____ Source data

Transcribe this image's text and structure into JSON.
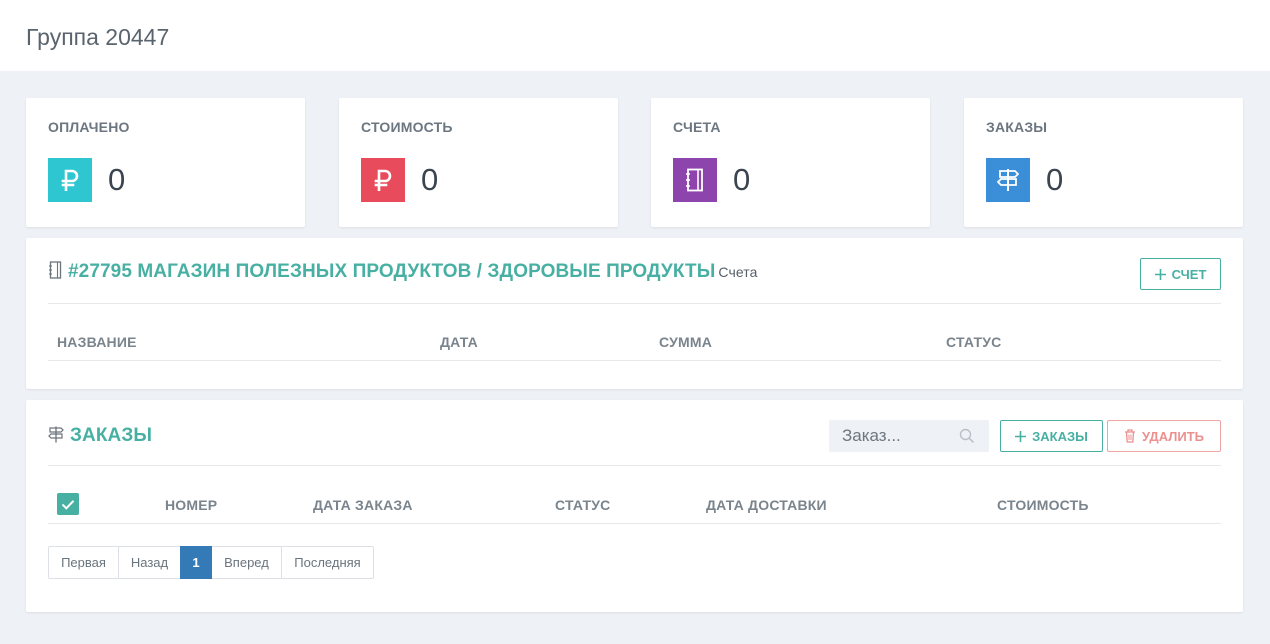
{
  "page": {
    "title": "Группа 20447"
  },
  "stats": [
    {
      "label": "ОПЛАЧЕНО",
      "value": "0",
      "icon": "ruble-icon",
      "color": "#2ec6d0"
    },
    {
      "label": "СТОИМОСТЬ",
      "value": "0",
      "icon": "ruble-icon",
      "color": "#e84c5c"
    },
    {
      "label": "СЧЕТА",
      "value": "0",
      "icon": "notebook-icon",
      "color": "#8e44ad"
    },
    {
      "label": "ЗАКАЗЫ",
      "value": "0",
      "icon": "signpost-icon",
      "color": "#3a8fd8"
    }
  ],
  "invoices": {
    "title": "#27795 МАГАЗИН ПОЛЕЗНЫХ ПРОДУКТОВ / ЗДОРОВЫЕ ПРОДУКТЫ",
    "subtitle": "Счета",
    "icon": "notebook-icon",
    "add_button": "СЧЕТ",
    "columns": [
      "НАЗВАНИЕ",
      "ДАТА",
      "СУММА",
      "СТАТУС"
    ],
    "rows": []
  },
  "orders": {
    "title": "ЗАКАЗЫ",
    "icon": "signpost-icon",
    "search_placeholder": "Заказ...",
    "add_button": "ЗАКАЗЫ",
    "delete_button": "УДАЛИТЬ",
    "select_all_checked": true,
    "columns": [
      "НОМЕР",
      "ДАТА ЗАКАЗА",
      "СТАТУС",
      "ДАТА ДОСТАВКИ",
      "СТОИМОСТЬ"
    ],
    "rows": []
  },
  "pagination": {
    "first": "Первая",
    "prev": "Назад",
    "current": "1",
    "next": "Вперед",
    "last": "Последняя"
  },
  "colors": {
    "accent": "#48b0a3",
    "danger": "#ec8f8f",
    "pager_active": "#337ab7"
  }
}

________

Task to complete
Pictures are to be left out; the records above must be repeated word for word.

Written reply
Transcribe this image's text and structure into JSON.
{
  "page": {
    "title": "Группа 20447"
  },
  "stats": [
    {
      "label": "ОПЛАЧЕНО",
      "value": "0",
      "icon": "ruble-icon",
      "color": "#2ec6d0"
    },
    {
      "label": "СТОИМОСТЬ",
      "value": "0",
      "icon": "ruble-icon",
      "color": "#e84c5c"
    },
    {
      "label": "СЧЕТА",
      "value": "0",
      "icon": "notebook-icon",
      "color": "#8e44ad"
    },
    {
      "label": "ЗАКАЗЫ",
      "value": "0",
      "icon": "signpost-icon",
      "color": "#3a8fd8"
    }
  ],
  "invoices": {
    "title": "#27795 МАГАЗИН ПОЛЕЗНЫХ ПРОДУКТОВ / ЗДОРОВЫЕ ПРОДУКТЫ",
    "subtitle": "Счета",
    "icon": "notebook-icon",
    "add_button": "СЧЕТ",
    "columns": [
      "НАЗВАНИЕ",
      "ДАТА",
      "СУММА",
      "СТАТУС"
    ],
    "rows": []
  },
  "orders": {
    "title": "ЗАКАЗЫ",
    "icon": "signpost-icon",
    "search_placeholder": "Заказ...",
    "add_button": "ЗАКАЗЫ",
    "delete_button": "УДАЛИТЬ",
    "select_all_checked": true,
    "columns": [
      "НОМЕР",
      "ДАТА ЗАКАЗА",
      "СТАТУС",
      "ДАТА ДОСТАВКИ",
      "СТОИМОСТЬ"
    ],
    "rows": []
  },
  "pagination": {
    "first": "Первая",
    "prev": "Назад",
    "current": "1",
    "next": "Вперед",
    "last": "Последняя"
  },
  "colors": {
    "accent": "#48b0a3",
    "danger": "#ec8f8f",
    "pager_active": "#337ab7"
  }
}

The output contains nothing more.